> **Input for this task**
━━━━
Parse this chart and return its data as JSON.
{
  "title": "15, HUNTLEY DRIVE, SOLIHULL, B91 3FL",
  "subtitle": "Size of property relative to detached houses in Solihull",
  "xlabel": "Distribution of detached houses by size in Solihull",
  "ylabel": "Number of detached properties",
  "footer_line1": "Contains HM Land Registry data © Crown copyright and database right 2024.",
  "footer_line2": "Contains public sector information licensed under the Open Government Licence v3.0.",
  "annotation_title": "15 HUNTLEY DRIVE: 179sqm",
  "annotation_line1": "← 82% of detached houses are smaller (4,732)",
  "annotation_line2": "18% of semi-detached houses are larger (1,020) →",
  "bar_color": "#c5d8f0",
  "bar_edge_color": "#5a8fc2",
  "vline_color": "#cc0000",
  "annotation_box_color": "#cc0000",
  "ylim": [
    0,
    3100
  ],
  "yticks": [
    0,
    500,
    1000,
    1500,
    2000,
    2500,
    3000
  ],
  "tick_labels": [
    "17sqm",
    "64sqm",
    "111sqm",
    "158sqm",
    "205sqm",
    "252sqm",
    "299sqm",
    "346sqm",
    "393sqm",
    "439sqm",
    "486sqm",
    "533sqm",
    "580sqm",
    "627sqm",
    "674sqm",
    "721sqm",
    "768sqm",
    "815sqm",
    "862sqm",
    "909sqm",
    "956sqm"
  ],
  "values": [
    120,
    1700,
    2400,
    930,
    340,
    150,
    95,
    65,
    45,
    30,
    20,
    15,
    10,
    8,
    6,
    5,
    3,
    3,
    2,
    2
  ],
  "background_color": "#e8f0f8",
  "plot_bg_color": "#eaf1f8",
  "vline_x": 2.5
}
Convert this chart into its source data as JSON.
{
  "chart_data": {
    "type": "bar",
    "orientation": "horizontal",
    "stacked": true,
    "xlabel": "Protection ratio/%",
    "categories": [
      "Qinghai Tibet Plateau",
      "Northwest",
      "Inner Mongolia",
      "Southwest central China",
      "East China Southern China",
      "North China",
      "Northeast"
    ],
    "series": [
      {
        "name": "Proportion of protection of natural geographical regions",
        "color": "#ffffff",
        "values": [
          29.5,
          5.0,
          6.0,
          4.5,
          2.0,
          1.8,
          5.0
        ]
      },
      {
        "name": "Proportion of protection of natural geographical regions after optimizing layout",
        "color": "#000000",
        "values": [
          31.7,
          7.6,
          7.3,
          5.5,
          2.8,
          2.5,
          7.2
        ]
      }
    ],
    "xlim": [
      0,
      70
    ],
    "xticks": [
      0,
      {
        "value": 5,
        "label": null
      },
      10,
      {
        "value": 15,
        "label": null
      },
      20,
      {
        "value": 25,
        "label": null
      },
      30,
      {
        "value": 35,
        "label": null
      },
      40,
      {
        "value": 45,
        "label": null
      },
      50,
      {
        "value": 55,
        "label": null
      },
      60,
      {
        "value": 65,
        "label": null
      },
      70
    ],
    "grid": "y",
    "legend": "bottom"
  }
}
━━━━
> **Aim**
Repeat all entries. Match them exactly.

> **Response for this exercise**
Parse this chart and return its data as JSON.
{
  "title": "15, HUNTLEY DRIVE, SOLIHULL, B91 3FL",
  "subtitle": "Size of property relative to detached houses in Solihull",
  "xlabel": "Distribution of detached houses by size in Solihull",
  "ylabel": "Number of detached properties",
  "footer_line1": "Contains HM Land Registry data © Crown copyright and database right 2024.",
  "footer_line2": "Contains public sector information licensed under the Open Government Licence v3.0.",
  "annotation_title": "15 HUNTLEY DRIVE: 179sqm",
  "annotation_line1": "← 82% of detached houses are smaller (4,732)",
  "annotation_line2": "18% of semi-detached houses are larger (1,020) →",
  "bar_color": "#c5d8f0",
  "bar_edge_color": "#5a8fc2",
  "vline_color": "#cc0000",
  "annotation_box_color": "#cc0000",
  "ylim": [
    0,
    3100
  ],
  "yticks": [
    0,
    500,
    1000,
    1500,
    2000,
    2500,
    3000
  ],
  "tick_labels": [
    "17sqm",
    "64sqm",
    "111sqm",
    "158sqm",
    "205sqm",
    "252sqm",
    "299sqm",
    "346sqm",
    "393sqm",
    "439sqm",
    "486sqm",
    "533sqm",
    "580sqm",
    "627sqm",
    "674sqm",
    "721sqm",
    "768sqm",
    "815sqm",
    "862sqm",
    "909sqm",
    "956sqm"
  ],
  "values": [
    120,
    1700,
    2400,
    930,
    340,
    150,
    95,
    65,
    45,
    30,
    20,
    15,
    10,
    8,
    6,
    5,
    3,
    3,
    2,
    2
  ],
  "background_color": "#e8f0f8",
  "plot_bg_color": "#eaf1f8",
  "vline_x": 2.5
}
Convert this chart into its source data as JSON.
{
  "chart_data": {
    "type": "bar",
    "orientation": "horizontal",
    "stacked": true,
    "xlabel": "Protection ratio/%",
    "categories": [
      "Qinghai Tibet Plateau",
      "Northwest",
      "Inner Mongolia",
      "Southwest central China",
      "East China Southern China",
      "North China",
      "Northeast"
    ],
    "series": [
      {
        "name": "Proportion of protection of natural geographical regions",
        "color": "#ffffff",
        "values": [
          29.5,
          5.0,
          6.0,
          4.5,
          2.0,
          1.8,
          5.0
        ]
      },
      {
        "name": "Proportion of protection of natural geographical regions after optimizing layout",
        "color": "#000000",
        "values": [
          31.7,
          7.6,
          7.3,
          5.5,
          2.8,
          2.5,
          7.2
        ]
      }
    ],
    "xlim": [
      0,
      70
    ],
    "xticks": [
      0,
      {
        "value": 5,
        "label": null
      },
      10,
      {
        "value": 15,
        "label": null
      },
      20,
      {
        "value": 25,
        "label": null
      },
      30,
      {
        "value": 35,
        "label": null
      },
      40,
      {
        "value": 45,
        "label": null
      },
      50,
      {
        "value": 55,
        "label": null
      },
      60,
      {
        "value": 65,
        "label": null
      },
      70
    ],
    "grid": "y",
    "legend": "bottom"
  }
}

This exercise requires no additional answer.